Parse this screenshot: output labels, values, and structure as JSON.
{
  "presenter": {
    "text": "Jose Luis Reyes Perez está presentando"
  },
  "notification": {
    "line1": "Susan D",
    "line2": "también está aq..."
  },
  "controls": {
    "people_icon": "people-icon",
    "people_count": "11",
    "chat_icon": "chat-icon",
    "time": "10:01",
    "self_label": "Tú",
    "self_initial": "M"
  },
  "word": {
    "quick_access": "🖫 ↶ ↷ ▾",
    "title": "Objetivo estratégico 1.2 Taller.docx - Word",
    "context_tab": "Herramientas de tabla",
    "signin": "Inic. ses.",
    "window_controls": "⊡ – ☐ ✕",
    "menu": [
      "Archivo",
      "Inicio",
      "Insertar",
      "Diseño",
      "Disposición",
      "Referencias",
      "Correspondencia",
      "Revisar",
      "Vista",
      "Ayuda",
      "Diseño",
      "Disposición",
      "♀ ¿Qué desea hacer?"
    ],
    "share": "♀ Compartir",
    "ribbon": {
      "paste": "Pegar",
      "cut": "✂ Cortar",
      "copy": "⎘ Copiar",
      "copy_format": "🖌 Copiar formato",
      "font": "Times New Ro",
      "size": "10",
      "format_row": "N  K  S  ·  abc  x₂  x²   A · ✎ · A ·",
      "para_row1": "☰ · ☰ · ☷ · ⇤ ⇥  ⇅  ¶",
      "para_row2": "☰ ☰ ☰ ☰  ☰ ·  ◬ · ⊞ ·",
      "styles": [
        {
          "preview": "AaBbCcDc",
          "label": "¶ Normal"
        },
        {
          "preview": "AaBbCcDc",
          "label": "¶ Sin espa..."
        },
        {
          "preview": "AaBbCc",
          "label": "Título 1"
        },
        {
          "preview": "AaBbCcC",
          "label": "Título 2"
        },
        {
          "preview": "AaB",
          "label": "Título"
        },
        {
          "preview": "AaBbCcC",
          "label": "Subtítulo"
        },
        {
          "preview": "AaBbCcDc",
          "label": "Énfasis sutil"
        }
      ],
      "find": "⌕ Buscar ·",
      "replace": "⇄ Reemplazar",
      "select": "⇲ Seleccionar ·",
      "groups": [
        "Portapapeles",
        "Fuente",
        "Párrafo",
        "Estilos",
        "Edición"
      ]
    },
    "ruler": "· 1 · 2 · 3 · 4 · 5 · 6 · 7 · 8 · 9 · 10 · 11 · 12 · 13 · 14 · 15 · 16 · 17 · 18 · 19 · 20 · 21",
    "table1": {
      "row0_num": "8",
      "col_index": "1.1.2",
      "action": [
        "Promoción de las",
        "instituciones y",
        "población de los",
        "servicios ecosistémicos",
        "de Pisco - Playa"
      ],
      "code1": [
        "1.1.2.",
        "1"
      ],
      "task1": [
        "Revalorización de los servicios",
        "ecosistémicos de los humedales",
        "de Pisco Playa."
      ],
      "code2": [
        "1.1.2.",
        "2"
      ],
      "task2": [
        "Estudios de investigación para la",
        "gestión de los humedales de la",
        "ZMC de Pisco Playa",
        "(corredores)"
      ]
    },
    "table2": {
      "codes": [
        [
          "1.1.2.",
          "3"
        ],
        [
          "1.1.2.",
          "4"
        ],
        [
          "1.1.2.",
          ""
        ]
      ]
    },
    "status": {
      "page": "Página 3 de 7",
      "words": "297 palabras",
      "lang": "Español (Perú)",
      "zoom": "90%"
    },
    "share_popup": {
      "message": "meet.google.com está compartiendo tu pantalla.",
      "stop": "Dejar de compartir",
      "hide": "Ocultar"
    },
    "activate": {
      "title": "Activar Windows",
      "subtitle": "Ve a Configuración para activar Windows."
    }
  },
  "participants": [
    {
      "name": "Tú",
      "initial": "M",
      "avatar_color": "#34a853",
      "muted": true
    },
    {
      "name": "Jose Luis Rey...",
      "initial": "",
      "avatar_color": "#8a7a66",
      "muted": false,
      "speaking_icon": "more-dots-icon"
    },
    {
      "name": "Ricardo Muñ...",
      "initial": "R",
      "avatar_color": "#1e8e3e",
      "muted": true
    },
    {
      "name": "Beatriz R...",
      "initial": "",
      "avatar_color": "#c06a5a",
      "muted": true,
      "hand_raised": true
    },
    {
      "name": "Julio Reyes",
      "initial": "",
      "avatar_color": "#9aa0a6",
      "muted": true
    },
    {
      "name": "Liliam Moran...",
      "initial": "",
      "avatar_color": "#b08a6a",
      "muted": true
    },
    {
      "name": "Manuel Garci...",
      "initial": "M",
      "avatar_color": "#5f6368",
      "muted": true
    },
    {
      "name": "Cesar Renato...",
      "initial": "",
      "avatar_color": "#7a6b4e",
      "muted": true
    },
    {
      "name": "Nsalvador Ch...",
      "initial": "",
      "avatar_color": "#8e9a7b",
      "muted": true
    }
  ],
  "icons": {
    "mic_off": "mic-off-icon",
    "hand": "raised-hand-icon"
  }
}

______

** To be done **
Retype the listing above in full, with no alterations.

** Result below **
Parse this screenshot: output labels, values, and structure as JSON.
{
  "presenter": {
    "text": "Jose Luis Reyes Perez está presentando"
  },
  "notification": {
    "line1": "Susan D",
    "line2": "también está aq..."
  },
  "controls": {
    "people_icon": "people-icon",
    "people_count": "11",
    "chat_icon": "chat-icon",
    "time": "10:01",
    "self_label": "Tú",
    "self_initial": "M"
  },
  "word": {
    "quick_access": "🖫 ↶ ↷ ▾",
    "title": "Objetivo estratégico 1.2 Taller.docx - Word",
    "context_tab": "Herramientas de tabla",
    "signin": "Inic. ses.",
    "window_controls": "⊡ – ☐ ✕",
    "menu": [
      "Archivo",
      "Inicio",
      "Insertar",
      "Diseño",
      "Disposición",
      "Referencias",
      "Correspondencia",
      "Revisar",
      "Vista",
      "Ayuda",
      "Diseño",
      "Disposición",
      "♀ ¿Qué desea hacer?"
    ],
    "share": "♀ Compartir",
    "ribbon": {
      "paste": "Pegar",
      "cut": "✂ Cortar",
      "copy": "⎘ Copiar",
      "copy_format": "🖌 Copiar formato",
      "font": "Times New Ro",
      "size": "10",
      "format_row": "N  K  S  ·  abc  x₂  x²   A · ✎ · A ·",
      "para_row1": "☰ · ☰ · ☷ · ⇤ ⇥  ⇅  ¶",
      "para_row2": "☰ ☰ ☰ ☰  ☰ ·  ◬ · ⊞ ·",
      "styles": [
        {
          "preview": "AaBbCcDc",
          "label": "¶ Normal"
        },
        {
          "preview": "AaBbCcDc",
          "label": "¶ Sin espa..."
        },
        {
          "preview": "AaBbCc",
          "label": "Título 1"
        },
        {
          "preview": "AaBbCcC",
          "label": "Título 2"
        },
        {
          "preview": "AaB",
          "label": "Título"
        },
        {
          "preview": "AaBbCcC",
          "label": "Subtítulo"
        },
        {
          "preview": "AaBbCcDc",
          "label": "Énfasis sutil"
        }
      ],
      "find": "⌕ Buscar ·",
      "replace": "⇄ Reemplazar",
      "select": "⇲ Seleccionar ·",
      "groups": [
        "Portapapeles",
        "Fuente",
        "Párrafo",
        "Estilos",
        "Edición"
      ]
    },
    "ruler": "· 1 · 2 · 3 · 4 · 5 · 6 · 7 · 8 · 9 · 10 · 11 · 12 · 13 · 14 · 15 · 16 · 17 · 18 · 19 · 20 · 21",
    "table1": {
      "row0_num": "8",
      "col_index": "1.1.2",
      "action": [
        "Promoción de las",
        "instituciones y",
        "población de los",
        "servicios ecosistémicos",
        "de Pisco - Playa"
      ],
      "code1": [
        "1.1.2.",
        "1"
      ],
      "task1": [
        "Revalorización de los servicios",
        "ecosistémicos de los humedales",
        "de Pisco Playa."
      ],
      "code2": [
        "1.1.2.",
        "2"
      ],
      "task2": [
        "Estudios de investigación para la",
        "gestión de los humedales de la",
        "ZMC de Pisco Playa",
        "(corredores)"
      ]
    },
    "table2": {
      "codes": [
        [
          "1.1.2.",
          "3"
        ],
        [
          "1.1.2.",
          "4"
        ],
        [
          "1.1.2.",
          ""
        ]
      ]
    },
    "status": {
      "page": "Página 3 de 7",
      "words": "297 palabras",
      "lang": "Español (Perú)",
      "zoom": "90%"
    },
    "share_popup": {
      "message": "meet.google.com está compartiendo tu pantalla.",
      "stop": "Dejar de compartir",
      "hide": "Ocultar"
    },
    "activate": {
      "title": "Activar Windows",
      "subtitle": "Ve a Configuración para activar Windows."
    }
  },
  "participants": [
    {
      "name": "Tú",
      "initial": "M",
      "avatar_color": "#34a853",
      "muted": true
    },
    {
      "name": "Jose Luis Rey...",
      "initial": "",
      "avatar_color": "#8a7a66",
      "muted": false,
      "speaking_icon": "more-dots-icon"
    },
    {
      "name": "Ricardo Muñ...",
      "initial": "R",
      "avatar_color": "#1e8e3e",
      "muted": true
    },
    {
      "name": "Beatriz R...",
      "initial": "",
      "avatar_color": "#c06a5a",
      "muted": true,
      "hand_raised": true
    },
    {
      "name": "Julio Reyes",
      "initial": "",
      "avatar_color": "#9aa0a6",
      "muted": true
    },
    {
      "name": "Liliam Moran...",
      "initial": "",
      "avatar_color": "#b08a6a",
      "muted": true
    },
    {
      "name": "Manuel Garci...",
      "initial": "M",
      "avatar_color": "#5f6368",
      "muted": true
    },
    {
      "name": "Cesar Renato...",
      "initial": "",
      "avatar_color": "#7a6b4e",
      "muted": true
    },
    {
      "name": "Nsalvador Ch...",
      "initial": "",
      "avatar_color": "#8e9a7b",
      "muted": true
    }
  ],
  "icons": {
    "mic_off": "mic-off-icon",
    "hand": "raised-hand-icon"
  }
}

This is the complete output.